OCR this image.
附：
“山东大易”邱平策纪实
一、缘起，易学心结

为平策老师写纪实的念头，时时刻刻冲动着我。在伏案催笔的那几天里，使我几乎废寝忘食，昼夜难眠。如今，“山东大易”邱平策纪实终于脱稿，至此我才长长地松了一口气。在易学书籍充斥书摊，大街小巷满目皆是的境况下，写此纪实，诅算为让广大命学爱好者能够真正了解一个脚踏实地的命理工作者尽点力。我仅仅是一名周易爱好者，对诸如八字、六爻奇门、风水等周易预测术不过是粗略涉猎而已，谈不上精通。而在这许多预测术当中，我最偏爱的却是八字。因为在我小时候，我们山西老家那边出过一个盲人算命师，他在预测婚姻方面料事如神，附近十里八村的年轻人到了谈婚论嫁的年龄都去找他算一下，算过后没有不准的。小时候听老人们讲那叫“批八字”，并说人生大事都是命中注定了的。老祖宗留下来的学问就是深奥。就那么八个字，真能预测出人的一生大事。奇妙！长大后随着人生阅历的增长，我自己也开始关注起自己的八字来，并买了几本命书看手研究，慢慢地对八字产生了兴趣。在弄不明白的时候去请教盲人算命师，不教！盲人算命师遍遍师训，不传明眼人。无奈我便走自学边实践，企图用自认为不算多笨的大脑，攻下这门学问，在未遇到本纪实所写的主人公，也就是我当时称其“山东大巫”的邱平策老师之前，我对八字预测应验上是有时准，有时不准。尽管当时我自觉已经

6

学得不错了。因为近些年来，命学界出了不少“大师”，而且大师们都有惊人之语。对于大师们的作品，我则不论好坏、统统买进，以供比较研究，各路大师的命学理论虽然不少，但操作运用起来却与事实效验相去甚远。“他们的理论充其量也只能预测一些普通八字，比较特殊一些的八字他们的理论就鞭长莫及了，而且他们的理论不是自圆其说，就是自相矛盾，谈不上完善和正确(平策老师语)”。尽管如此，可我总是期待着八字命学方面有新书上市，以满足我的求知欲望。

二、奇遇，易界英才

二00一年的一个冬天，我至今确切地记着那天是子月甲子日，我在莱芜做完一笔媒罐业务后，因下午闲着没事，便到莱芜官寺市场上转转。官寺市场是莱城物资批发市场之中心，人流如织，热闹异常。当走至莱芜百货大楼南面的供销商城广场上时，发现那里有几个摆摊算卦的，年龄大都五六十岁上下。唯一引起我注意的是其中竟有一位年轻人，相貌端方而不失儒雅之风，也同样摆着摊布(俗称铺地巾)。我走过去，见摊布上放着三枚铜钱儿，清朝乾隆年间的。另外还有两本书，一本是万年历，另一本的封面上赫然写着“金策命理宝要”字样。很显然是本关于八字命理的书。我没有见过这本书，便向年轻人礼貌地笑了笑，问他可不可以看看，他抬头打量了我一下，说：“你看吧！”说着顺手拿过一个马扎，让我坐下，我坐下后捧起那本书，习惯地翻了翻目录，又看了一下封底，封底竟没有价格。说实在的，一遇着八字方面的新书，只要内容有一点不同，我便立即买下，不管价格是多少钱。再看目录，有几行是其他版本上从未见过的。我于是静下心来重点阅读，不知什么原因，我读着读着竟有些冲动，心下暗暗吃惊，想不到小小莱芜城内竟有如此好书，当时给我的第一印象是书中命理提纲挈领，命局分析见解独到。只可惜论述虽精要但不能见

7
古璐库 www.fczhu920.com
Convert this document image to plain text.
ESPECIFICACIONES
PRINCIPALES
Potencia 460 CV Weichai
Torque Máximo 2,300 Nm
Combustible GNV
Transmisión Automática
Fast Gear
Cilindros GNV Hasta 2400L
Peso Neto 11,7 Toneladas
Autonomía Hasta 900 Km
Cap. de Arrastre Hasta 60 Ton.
■ ■ ■ ■ ■
Note how many lines in the material hold the word "image", and give that number with nothing added.

Response: 2